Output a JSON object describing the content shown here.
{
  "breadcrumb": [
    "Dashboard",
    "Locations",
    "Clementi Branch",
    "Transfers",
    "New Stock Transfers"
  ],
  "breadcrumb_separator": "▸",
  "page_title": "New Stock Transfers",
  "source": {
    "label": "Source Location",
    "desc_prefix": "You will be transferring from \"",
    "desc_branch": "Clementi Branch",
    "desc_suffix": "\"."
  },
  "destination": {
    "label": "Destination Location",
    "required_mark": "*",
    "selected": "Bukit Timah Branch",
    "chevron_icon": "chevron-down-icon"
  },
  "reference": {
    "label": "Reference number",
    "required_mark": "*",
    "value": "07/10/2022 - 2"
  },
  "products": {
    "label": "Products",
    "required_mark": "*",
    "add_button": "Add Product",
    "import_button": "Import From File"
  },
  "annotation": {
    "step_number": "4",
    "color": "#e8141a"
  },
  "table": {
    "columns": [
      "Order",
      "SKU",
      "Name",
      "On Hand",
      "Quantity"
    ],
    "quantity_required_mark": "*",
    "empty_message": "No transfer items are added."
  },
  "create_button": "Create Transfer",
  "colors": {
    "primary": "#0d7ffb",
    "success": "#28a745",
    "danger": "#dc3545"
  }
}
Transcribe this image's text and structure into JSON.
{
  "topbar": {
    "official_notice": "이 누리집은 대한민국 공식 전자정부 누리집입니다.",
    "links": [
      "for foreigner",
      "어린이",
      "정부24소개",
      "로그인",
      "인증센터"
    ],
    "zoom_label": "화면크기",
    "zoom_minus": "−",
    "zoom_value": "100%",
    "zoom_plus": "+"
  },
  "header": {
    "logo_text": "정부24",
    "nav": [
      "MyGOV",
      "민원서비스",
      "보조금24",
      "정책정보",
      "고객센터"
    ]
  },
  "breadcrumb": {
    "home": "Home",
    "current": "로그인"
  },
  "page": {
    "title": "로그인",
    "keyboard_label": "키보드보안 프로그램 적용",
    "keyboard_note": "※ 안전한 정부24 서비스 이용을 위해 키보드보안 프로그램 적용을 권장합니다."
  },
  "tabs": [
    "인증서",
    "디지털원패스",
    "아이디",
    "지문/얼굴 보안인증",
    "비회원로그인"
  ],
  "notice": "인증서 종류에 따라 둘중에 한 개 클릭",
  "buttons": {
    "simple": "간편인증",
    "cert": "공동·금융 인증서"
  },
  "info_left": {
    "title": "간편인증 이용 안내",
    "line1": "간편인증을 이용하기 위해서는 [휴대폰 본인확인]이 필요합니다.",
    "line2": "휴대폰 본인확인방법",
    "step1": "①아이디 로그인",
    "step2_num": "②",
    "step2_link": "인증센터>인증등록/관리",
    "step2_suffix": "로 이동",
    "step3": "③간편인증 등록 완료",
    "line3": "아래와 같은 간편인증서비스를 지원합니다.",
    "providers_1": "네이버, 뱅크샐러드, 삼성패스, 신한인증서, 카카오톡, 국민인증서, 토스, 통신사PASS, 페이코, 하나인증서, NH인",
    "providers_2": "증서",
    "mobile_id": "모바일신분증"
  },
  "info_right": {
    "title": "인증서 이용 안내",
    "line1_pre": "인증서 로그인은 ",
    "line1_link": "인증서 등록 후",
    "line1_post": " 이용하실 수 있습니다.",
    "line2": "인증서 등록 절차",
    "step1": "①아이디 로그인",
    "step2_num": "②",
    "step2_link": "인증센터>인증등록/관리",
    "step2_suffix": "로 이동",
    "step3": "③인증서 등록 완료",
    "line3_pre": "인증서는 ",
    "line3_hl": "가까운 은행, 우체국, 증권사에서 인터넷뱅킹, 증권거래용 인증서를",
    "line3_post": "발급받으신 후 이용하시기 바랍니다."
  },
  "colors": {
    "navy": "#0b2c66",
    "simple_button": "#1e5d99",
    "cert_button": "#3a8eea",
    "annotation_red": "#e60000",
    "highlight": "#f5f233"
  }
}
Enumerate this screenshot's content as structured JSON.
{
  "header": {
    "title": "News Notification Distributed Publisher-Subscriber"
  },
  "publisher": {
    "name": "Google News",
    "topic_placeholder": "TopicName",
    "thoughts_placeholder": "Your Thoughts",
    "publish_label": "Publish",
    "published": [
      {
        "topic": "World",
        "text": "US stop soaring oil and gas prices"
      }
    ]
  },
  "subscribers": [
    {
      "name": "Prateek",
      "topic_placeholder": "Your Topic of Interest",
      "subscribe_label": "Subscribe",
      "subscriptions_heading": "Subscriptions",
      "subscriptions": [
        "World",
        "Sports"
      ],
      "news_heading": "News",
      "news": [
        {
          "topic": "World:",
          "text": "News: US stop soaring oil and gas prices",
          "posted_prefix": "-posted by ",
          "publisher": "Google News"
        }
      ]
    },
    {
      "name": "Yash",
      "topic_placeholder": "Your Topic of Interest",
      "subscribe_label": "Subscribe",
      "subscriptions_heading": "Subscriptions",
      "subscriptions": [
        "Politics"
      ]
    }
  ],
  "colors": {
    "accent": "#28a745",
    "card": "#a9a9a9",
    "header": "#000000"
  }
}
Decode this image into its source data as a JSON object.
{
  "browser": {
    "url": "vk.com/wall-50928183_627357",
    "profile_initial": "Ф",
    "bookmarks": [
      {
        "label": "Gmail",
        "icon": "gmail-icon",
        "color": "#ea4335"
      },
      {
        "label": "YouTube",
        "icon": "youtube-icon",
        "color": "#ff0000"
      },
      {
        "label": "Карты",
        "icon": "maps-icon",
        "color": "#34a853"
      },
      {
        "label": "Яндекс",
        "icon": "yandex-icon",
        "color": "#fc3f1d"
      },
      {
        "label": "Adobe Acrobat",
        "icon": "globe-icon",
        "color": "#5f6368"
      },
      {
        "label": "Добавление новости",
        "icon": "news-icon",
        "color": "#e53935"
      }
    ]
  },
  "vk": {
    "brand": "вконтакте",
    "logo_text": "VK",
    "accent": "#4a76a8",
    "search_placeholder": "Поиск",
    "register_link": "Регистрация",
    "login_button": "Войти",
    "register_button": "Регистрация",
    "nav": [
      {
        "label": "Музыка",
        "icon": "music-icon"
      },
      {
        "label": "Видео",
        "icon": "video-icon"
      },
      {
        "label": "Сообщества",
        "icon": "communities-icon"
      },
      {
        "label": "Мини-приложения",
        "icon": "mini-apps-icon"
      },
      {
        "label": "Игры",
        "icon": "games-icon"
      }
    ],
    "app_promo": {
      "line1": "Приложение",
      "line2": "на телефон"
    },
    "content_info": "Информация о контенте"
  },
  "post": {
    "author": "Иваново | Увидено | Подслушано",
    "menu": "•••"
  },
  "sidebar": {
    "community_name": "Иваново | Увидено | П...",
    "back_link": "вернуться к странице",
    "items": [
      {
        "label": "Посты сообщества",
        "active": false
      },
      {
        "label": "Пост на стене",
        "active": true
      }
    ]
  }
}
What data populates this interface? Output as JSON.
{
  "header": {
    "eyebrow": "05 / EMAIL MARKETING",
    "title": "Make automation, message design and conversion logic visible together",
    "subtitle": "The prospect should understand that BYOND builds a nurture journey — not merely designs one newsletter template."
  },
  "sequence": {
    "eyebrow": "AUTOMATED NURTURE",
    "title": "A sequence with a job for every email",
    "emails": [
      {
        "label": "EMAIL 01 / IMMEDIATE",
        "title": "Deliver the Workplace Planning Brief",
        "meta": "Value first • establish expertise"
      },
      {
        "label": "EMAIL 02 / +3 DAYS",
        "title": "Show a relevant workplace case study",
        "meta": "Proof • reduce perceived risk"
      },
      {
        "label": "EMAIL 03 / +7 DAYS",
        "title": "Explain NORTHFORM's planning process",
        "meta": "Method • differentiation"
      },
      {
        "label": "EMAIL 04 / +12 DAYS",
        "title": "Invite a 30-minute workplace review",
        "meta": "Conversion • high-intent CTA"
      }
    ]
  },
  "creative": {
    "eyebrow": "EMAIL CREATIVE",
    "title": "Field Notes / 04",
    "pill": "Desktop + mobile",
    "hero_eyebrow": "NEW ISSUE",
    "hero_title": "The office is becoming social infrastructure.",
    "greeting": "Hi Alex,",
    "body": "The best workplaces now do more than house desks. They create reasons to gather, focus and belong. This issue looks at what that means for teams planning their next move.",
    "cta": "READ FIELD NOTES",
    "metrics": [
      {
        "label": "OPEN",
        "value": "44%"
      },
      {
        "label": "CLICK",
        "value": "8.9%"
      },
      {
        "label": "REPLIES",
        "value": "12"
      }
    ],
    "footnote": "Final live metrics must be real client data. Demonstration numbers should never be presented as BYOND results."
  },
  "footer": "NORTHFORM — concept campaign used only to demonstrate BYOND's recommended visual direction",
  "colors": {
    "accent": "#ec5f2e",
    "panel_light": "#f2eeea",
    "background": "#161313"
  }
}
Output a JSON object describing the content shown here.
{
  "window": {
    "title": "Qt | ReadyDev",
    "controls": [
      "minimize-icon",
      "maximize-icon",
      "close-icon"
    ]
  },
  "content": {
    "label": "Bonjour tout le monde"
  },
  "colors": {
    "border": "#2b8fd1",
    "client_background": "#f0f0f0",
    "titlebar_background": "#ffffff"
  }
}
▬▬▬
__Problem requirements__
Scan the data for the word "NORTHFORM" and copy every line where it shows up.

__Result of this exercise__
        "title": "Explain NORTHFORM's planning process",
  "footer": "NORTHFORM — concept campaign used only to demonstrate BYOND's recommended visual direction",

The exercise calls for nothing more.